Return all of the entries exactly, with nothing added or left out.

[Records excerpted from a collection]
————
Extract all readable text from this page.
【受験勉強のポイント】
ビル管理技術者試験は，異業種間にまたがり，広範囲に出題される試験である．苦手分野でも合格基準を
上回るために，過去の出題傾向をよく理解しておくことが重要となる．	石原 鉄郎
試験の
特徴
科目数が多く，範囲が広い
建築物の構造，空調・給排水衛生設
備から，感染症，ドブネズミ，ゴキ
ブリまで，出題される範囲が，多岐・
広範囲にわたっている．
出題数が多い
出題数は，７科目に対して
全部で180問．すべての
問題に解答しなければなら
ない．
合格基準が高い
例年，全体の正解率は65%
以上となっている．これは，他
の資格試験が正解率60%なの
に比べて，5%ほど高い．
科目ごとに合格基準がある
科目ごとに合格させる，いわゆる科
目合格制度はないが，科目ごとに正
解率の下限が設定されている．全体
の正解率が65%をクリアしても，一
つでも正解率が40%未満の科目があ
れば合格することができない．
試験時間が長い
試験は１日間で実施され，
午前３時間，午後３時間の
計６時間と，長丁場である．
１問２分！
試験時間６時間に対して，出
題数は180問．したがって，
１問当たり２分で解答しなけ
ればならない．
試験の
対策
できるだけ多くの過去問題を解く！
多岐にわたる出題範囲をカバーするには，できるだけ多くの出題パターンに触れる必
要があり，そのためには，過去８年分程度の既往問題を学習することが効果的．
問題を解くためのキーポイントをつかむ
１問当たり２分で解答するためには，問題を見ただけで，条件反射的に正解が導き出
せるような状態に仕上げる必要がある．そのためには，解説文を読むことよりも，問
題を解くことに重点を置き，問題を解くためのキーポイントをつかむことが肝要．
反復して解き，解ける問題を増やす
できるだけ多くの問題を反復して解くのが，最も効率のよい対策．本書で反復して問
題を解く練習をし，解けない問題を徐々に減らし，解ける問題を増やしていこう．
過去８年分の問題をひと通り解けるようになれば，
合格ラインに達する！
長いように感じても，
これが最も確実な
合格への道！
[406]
————
• _Result of this task_
Extract all readable text from this page.
【受験勉強のポイント】
ビル管理技術者試験は，異業種間にまたがり，広範囲に出題される試験である．苦手分野でも合格基準を
上回るために，過去の出題傾向をよく理解しておくことが重要となる．	石原 鉄郎
試験の
特徴
科目数が多く，範囲が広い
建築物の構造，空調・給排水衛生設
備から，感染症，ドブネズミ，ゴキ
ブリまで，出題される範囲が，多岐・
広範囲にわたっている．
出題数が多い
出題数は，７科目に対して
全部で180問．すべての
問題に解答しなければなら
ない．
合格基準が高い
例年，全体の正解率は65%
以上となっている．これは，他
の資格試験が正解率60%なの
に比べて，5%ほど高い．
科目ごとに合格基準がある
科目ごとに合格させる，いわゆる科
目合格制度はないが，科目ごとに正
解率の下限が設定されている．全体
の正解率が65%をクリアしても，一
つでも正解率が40%未満の科目があ
れば合格することができない．
試験時間が長い
試験は１日間で実施され，
午前３時間，午後３時間の
計６時間と，長丁場である．
１問２分！
試験時間６時間に対して，出
題数は180問．したがって，
１問当たり２分で解答しなけ
ればならない．
試験の
対策
できるだけ多くの過去問題を解く！
多岐にわたる出題範囲をカバーするには，できるだけ多くの出題パターンに触れる必
要があり，そのためには，過去８年分程度の既往問題を学習することが効果的．
問題を解くためのキーポイントをつかむ
１問当たり２分で解答するためには，問題を見ただけで，条件反射的に正解が導き出
せるような状態に仕上げる必要がある．そのためには，解説文を読むことよりも，問
題を解くことに重点を置き，問題を解くためのキーポイントをつかむことが肝要．
反復して解き，解ける問題を増やす
できるだけ多くの問題を反復して解くのが，最も効率のよい対策．本書で反復して問
題を解く練習をし，解けない問題を徐々に減らし，解ける問題を増やしていこう．
過去８年分の問題をひと通り解けるようになれば，
合格ラインに達する！
長いように感じても，
これが最も確実な
合格への道！
[406]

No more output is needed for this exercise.